TASK INPUT –
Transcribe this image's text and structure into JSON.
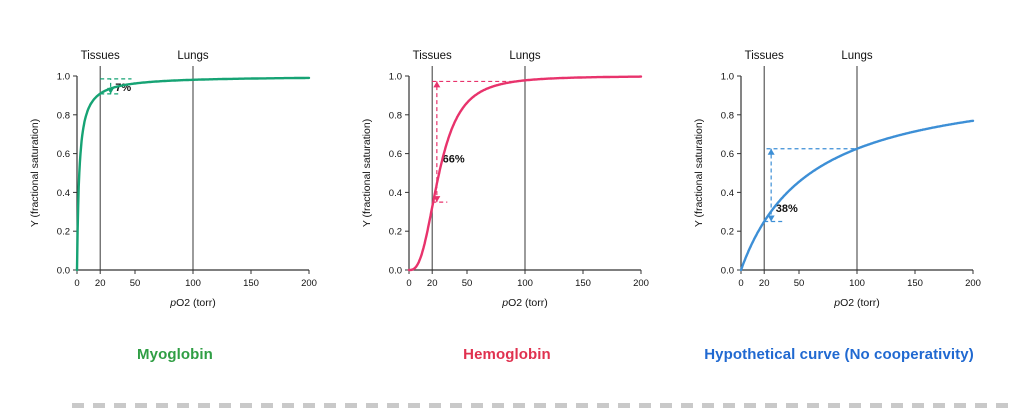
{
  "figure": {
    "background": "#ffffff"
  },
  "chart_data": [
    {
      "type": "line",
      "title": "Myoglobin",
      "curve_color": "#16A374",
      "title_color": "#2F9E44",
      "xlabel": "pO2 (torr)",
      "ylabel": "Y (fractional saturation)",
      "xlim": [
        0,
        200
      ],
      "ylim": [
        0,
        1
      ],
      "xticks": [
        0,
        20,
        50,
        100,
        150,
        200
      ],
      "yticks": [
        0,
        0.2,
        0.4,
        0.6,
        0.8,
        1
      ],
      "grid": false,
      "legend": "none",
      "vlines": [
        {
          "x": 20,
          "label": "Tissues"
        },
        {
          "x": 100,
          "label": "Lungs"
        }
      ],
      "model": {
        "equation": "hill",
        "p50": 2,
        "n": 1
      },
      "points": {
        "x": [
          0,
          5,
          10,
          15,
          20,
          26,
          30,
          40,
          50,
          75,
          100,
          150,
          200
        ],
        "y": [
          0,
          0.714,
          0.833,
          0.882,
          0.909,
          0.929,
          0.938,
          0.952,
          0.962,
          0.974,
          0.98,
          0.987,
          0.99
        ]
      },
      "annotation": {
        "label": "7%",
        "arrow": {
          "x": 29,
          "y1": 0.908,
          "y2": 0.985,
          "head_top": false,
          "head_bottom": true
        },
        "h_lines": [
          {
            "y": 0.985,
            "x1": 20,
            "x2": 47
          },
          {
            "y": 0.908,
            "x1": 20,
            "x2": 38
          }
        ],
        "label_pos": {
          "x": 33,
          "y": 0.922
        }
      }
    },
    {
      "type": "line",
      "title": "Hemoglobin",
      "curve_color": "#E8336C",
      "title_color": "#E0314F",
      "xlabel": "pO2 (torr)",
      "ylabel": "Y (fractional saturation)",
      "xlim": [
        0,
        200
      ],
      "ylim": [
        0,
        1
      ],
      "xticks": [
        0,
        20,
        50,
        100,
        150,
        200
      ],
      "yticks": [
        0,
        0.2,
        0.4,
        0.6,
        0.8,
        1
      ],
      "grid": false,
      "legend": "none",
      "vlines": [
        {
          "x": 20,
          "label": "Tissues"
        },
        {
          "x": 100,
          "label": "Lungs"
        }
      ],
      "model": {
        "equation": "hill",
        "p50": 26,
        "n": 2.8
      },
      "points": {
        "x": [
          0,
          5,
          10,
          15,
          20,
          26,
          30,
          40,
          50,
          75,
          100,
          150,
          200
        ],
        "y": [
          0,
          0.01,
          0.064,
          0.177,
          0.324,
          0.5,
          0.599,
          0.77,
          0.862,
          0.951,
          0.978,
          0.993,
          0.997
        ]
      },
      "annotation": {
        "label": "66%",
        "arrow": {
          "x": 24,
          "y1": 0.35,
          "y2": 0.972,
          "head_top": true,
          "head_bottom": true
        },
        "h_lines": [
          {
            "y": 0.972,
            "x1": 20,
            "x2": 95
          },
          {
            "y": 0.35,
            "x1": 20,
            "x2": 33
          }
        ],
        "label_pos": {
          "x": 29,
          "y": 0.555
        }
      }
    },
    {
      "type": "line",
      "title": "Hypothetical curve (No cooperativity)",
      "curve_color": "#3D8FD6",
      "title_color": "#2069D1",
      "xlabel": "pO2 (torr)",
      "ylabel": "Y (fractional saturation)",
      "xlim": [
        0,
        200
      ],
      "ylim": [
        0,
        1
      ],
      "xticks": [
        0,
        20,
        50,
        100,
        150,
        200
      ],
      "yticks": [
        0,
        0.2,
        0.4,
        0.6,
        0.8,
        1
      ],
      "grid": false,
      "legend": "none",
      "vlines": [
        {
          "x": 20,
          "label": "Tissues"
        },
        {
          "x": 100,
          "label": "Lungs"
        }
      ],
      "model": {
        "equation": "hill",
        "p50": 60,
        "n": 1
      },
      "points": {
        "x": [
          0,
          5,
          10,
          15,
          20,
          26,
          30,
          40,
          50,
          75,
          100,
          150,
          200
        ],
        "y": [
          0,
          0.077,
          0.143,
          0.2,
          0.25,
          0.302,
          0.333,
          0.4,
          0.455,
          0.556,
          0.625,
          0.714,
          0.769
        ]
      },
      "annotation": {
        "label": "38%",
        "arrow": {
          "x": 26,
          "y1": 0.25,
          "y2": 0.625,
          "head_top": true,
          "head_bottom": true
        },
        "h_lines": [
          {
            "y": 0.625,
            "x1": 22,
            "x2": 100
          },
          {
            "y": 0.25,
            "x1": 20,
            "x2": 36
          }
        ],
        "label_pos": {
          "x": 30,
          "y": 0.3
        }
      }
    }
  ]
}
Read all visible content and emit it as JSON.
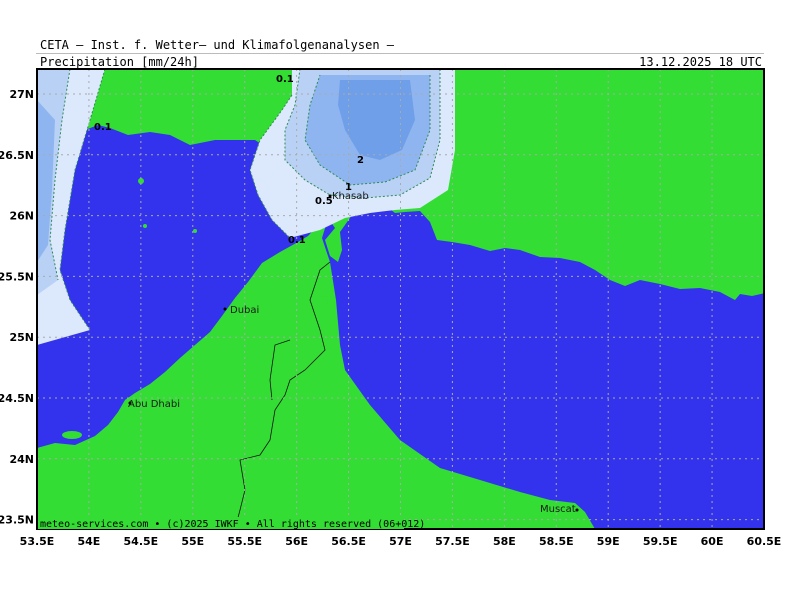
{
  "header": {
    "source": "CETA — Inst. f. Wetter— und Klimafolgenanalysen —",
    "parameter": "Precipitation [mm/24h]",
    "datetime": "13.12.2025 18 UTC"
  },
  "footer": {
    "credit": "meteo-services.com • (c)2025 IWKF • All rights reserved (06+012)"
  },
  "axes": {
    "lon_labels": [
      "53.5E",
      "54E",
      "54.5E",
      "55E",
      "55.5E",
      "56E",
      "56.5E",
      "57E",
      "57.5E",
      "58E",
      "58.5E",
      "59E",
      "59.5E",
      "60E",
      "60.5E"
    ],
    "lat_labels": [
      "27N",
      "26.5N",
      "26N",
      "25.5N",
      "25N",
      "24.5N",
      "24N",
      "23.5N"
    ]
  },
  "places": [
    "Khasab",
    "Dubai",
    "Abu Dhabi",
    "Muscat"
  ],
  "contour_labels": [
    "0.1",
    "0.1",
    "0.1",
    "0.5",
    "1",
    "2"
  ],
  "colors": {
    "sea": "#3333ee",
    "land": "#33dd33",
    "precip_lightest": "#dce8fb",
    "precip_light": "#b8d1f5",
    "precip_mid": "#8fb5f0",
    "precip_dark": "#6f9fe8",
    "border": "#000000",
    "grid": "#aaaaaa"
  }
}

--

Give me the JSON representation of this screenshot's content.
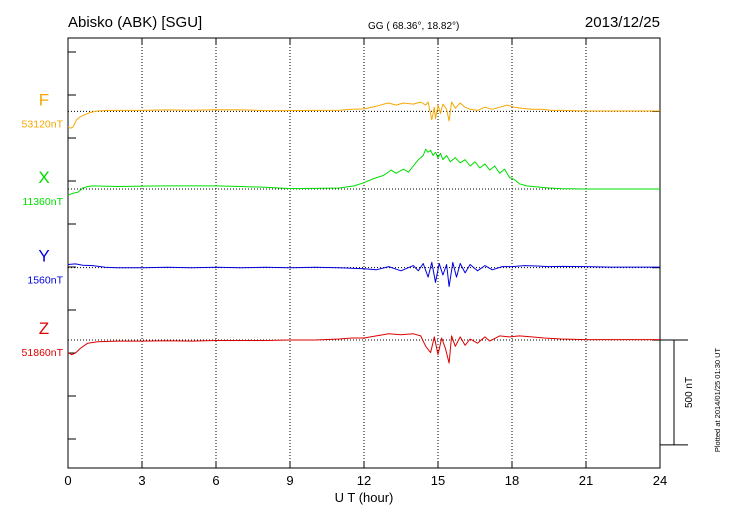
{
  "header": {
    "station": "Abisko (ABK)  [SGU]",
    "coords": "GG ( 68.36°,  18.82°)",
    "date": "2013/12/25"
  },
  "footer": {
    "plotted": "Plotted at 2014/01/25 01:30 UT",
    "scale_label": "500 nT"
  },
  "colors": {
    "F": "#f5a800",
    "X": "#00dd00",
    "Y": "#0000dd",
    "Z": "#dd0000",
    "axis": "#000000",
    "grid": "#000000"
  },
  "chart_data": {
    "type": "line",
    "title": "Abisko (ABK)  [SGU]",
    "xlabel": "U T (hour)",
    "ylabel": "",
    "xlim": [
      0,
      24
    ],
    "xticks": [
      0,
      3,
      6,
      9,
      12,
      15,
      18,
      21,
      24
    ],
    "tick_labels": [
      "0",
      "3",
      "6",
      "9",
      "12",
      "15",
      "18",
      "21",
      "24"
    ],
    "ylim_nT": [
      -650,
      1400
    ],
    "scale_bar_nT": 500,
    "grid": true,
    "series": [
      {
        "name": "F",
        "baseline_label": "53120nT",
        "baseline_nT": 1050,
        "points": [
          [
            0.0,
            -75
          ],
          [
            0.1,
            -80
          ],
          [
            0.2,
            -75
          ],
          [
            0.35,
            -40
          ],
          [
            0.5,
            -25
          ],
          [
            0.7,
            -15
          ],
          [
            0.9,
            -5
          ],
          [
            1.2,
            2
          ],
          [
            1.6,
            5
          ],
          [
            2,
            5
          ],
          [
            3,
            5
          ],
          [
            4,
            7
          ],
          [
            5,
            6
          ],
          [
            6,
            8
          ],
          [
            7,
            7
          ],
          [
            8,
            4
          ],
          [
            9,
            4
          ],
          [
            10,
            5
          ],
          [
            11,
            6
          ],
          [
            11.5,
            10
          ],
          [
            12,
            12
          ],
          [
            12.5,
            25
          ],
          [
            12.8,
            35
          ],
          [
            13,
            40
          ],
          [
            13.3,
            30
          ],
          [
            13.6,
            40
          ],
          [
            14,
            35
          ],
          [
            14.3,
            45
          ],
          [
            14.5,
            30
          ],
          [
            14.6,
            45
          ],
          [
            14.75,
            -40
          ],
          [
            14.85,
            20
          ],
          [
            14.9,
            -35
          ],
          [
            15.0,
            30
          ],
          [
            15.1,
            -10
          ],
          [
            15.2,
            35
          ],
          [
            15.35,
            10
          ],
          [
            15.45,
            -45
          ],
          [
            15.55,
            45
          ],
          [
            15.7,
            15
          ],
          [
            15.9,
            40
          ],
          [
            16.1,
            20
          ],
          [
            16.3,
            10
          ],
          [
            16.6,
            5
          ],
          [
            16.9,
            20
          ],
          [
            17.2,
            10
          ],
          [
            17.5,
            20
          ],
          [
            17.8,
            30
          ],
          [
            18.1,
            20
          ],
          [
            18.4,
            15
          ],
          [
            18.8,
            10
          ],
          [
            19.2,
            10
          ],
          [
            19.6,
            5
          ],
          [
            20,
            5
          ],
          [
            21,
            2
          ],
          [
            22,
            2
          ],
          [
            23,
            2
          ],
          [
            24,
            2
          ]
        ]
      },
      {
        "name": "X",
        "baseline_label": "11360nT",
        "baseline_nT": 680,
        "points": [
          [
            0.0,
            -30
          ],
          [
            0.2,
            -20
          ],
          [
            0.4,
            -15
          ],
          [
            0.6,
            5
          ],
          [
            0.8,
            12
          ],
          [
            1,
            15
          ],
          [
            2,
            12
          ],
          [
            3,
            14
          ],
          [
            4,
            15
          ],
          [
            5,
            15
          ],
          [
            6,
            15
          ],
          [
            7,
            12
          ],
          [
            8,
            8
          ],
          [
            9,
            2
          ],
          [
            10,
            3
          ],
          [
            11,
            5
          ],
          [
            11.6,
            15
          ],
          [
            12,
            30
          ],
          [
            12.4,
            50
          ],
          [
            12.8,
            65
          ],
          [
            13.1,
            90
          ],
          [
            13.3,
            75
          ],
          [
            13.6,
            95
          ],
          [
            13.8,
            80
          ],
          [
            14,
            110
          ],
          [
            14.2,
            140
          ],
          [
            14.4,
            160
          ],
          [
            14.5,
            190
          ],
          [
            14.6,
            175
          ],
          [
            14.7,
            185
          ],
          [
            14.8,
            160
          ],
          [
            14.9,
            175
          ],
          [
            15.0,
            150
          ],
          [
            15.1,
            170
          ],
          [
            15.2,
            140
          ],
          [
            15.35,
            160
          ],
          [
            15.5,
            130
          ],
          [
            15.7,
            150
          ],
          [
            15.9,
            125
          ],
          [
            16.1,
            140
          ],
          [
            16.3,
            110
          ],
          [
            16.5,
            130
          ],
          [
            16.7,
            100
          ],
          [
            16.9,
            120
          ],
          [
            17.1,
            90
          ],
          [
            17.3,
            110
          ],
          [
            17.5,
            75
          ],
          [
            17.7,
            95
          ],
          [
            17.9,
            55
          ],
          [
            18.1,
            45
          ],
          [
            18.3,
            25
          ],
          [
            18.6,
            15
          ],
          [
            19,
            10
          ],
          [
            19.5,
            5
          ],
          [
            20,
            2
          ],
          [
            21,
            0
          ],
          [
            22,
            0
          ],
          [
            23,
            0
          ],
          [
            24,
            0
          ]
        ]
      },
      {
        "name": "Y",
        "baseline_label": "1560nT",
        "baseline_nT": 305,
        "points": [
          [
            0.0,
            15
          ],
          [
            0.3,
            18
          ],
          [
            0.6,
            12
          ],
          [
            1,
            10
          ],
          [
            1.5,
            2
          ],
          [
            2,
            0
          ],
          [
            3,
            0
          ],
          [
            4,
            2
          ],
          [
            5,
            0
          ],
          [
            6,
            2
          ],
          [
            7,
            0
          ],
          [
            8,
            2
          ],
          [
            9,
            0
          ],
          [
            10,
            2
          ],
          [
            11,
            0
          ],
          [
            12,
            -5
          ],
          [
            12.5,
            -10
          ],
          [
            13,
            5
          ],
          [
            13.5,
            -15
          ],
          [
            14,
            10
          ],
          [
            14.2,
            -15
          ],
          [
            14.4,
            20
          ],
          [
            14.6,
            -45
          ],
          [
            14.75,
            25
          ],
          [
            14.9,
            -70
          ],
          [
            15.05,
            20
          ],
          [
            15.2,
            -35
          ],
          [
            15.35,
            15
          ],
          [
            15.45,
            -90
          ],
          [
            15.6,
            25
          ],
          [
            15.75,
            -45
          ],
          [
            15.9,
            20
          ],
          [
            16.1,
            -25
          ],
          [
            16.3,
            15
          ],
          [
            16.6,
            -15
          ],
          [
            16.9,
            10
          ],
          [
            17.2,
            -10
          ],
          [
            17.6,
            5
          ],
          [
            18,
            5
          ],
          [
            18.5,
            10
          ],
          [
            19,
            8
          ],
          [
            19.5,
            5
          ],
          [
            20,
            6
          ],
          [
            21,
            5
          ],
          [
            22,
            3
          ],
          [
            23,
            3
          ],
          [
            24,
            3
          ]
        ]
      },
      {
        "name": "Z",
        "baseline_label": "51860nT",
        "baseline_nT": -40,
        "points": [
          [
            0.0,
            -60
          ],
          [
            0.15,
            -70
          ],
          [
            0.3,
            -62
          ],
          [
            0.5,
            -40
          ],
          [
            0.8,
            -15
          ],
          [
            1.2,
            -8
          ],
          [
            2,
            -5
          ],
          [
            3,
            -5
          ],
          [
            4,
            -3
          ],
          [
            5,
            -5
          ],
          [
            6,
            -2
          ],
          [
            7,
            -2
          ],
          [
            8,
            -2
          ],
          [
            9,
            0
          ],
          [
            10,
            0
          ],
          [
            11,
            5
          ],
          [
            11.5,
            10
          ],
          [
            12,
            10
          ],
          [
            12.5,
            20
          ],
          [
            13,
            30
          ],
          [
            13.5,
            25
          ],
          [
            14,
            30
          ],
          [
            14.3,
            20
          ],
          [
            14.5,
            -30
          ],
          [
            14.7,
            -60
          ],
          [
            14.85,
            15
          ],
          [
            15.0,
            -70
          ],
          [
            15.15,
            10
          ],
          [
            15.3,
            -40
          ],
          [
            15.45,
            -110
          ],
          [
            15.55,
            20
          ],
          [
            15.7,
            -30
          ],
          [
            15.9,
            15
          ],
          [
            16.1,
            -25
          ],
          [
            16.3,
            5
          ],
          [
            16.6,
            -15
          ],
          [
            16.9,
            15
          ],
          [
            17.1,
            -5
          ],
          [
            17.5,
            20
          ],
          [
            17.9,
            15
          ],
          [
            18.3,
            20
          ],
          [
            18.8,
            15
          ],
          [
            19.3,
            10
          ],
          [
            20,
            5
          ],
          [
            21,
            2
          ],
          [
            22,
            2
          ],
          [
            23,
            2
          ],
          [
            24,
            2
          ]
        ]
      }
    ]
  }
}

STATED GOAL –
Tally every line of the listing that holds the string "this", then give the number by itself.

OUTPUT –
2